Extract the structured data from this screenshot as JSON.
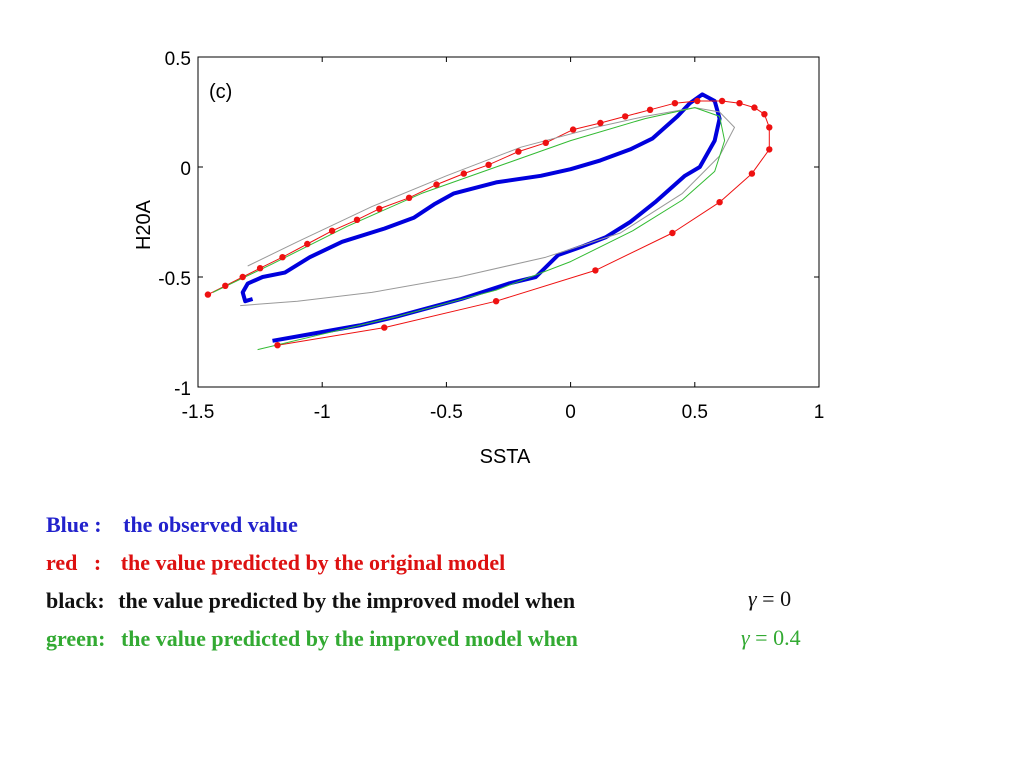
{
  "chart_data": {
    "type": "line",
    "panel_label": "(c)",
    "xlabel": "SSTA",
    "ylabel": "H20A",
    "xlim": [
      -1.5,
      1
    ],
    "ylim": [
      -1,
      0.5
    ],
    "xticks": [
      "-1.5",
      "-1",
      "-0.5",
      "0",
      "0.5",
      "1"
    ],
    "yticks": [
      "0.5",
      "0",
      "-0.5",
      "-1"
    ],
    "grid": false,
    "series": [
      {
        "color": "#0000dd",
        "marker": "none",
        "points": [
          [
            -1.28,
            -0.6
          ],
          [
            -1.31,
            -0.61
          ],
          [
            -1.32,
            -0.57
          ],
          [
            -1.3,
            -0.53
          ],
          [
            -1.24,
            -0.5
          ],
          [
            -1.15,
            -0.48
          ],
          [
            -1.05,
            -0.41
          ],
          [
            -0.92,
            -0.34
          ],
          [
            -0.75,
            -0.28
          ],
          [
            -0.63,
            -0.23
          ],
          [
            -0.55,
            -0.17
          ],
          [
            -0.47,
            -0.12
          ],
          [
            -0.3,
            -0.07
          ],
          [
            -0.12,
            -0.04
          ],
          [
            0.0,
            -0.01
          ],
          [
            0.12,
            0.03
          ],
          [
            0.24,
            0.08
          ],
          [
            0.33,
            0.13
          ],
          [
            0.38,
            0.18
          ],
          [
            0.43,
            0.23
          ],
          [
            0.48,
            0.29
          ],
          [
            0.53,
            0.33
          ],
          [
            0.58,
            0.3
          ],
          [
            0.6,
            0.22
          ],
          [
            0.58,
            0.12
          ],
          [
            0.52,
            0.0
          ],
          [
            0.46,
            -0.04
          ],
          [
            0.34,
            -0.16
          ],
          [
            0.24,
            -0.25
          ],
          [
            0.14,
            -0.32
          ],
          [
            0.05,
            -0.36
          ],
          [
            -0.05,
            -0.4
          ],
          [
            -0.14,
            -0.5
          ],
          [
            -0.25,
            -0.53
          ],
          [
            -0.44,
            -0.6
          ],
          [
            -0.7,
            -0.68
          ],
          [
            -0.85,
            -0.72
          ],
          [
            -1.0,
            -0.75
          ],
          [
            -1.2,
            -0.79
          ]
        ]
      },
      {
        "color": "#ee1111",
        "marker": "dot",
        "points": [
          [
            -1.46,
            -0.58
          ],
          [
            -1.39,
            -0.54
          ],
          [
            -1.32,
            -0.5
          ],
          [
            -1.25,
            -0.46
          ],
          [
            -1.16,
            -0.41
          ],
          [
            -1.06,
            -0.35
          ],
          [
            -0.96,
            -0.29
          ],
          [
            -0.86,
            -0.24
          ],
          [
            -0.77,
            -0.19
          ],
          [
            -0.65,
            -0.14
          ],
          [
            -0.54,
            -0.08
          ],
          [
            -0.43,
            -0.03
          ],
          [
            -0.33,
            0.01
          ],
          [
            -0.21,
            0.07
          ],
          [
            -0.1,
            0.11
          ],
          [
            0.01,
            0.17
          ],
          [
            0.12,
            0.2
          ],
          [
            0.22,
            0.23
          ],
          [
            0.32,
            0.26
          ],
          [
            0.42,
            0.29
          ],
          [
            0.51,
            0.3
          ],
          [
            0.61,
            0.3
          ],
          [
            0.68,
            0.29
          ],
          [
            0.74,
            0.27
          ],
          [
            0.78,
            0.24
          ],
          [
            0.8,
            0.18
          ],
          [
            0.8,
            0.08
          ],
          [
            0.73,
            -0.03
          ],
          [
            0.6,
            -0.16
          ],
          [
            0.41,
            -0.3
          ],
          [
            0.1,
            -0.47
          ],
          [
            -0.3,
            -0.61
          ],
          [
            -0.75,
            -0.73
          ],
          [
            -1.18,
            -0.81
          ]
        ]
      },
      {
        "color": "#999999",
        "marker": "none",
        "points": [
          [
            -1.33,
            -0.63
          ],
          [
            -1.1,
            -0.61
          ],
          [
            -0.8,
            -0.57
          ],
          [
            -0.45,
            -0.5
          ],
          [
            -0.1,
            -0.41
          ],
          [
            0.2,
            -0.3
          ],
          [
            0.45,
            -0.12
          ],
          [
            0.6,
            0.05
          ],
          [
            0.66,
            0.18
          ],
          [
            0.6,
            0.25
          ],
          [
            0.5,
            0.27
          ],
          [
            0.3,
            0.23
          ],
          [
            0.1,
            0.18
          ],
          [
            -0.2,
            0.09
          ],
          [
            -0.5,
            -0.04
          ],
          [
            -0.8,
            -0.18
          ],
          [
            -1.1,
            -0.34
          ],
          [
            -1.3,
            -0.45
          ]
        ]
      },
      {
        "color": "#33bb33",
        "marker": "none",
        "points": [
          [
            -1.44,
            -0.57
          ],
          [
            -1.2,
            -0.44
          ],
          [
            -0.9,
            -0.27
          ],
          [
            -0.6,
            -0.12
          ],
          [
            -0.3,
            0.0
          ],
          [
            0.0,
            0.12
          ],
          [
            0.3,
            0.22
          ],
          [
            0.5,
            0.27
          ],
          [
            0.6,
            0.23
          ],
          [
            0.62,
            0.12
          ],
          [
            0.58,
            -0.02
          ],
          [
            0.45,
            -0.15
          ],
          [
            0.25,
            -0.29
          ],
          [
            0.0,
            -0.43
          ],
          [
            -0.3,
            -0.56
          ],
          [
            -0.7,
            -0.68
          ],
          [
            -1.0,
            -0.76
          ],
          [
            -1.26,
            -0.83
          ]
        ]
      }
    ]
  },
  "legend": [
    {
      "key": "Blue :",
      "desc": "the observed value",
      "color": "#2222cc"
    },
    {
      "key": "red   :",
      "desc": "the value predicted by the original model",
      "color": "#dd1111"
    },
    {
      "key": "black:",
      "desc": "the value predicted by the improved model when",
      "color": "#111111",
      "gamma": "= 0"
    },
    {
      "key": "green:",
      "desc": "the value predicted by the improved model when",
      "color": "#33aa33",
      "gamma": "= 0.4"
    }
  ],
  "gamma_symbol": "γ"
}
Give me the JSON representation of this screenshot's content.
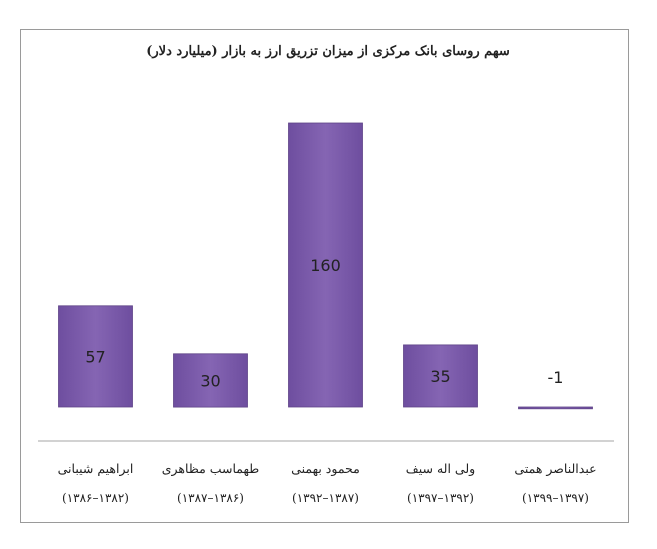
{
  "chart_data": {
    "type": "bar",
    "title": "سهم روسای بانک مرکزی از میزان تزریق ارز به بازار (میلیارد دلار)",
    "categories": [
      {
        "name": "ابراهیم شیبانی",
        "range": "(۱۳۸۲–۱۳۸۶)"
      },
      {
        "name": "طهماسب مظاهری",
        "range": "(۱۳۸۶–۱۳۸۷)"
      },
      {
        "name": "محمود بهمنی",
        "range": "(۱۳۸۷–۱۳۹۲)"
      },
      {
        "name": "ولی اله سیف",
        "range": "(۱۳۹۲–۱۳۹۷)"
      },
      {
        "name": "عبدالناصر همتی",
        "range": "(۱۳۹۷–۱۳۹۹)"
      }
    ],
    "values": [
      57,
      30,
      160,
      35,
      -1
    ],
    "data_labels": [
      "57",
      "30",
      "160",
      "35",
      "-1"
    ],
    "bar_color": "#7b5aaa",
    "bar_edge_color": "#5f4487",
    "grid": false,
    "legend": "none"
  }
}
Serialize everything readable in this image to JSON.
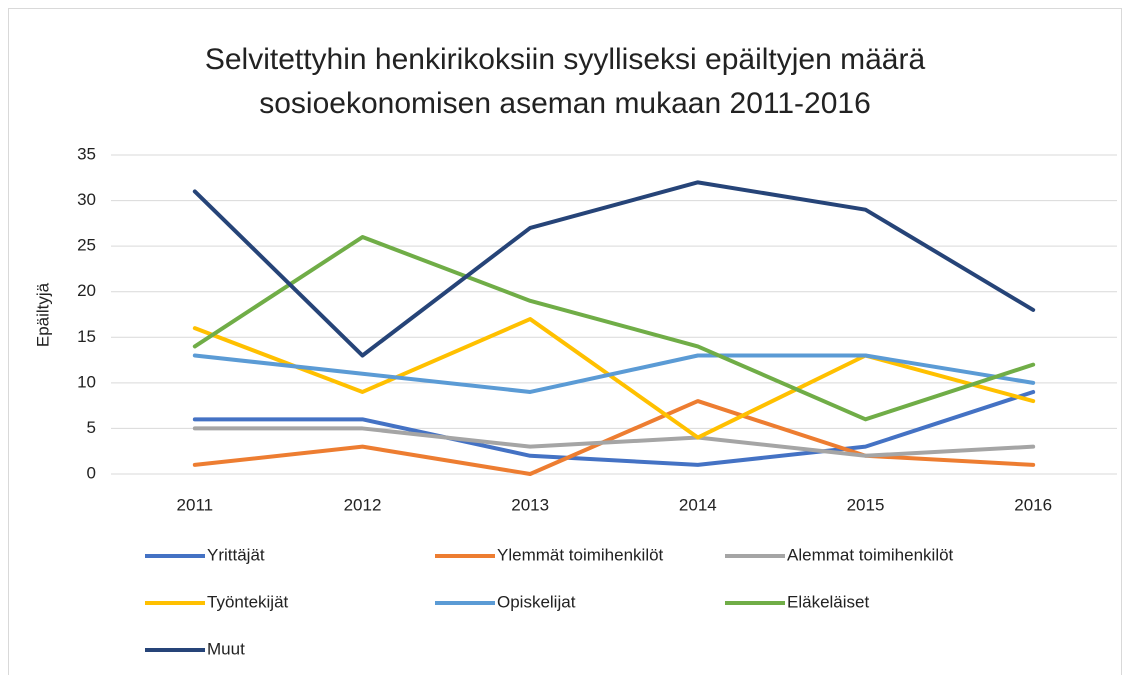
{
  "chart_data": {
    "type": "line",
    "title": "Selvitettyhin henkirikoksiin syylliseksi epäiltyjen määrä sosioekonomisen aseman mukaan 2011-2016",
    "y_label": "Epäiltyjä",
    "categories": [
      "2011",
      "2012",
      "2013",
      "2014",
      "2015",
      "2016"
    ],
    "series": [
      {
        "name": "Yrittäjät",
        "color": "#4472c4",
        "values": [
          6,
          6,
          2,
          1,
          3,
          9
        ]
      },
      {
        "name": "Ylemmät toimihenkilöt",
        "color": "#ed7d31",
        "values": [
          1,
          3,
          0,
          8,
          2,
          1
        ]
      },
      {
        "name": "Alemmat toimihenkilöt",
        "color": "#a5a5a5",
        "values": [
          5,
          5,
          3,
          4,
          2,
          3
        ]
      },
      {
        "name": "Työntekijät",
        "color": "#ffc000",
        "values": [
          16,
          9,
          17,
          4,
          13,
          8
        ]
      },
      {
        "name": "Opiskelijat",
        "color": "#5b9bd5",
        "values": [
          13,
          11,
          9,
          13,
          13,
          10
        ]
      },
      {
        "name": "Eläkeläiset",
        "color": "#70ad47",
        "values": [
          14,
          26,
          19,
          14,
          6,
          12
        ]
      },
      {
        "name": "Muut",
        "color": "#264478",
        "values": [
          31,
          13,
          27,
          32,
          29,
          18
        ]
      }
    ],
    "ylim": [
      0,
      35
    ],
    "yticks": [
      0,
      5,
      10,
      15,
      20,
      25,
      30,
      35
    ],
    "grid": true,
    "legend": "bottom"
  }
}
**********
*DIRECTIVE*:
Show the lines from the data above that contain the string "range".

*RESULT OF THE TASK*:
        "range": "(۱۳۸۲–۱۳۸۶)"
        "range": "(۱۳۸۶–۱۳۸۷)"
        "range": "(۱۳۸۷–۱۳۹۲)"
        "range": "(۱۳۹۲–۱۳۹۷)"
        "range": "(۱۳۹۷–۱۳۹۹)"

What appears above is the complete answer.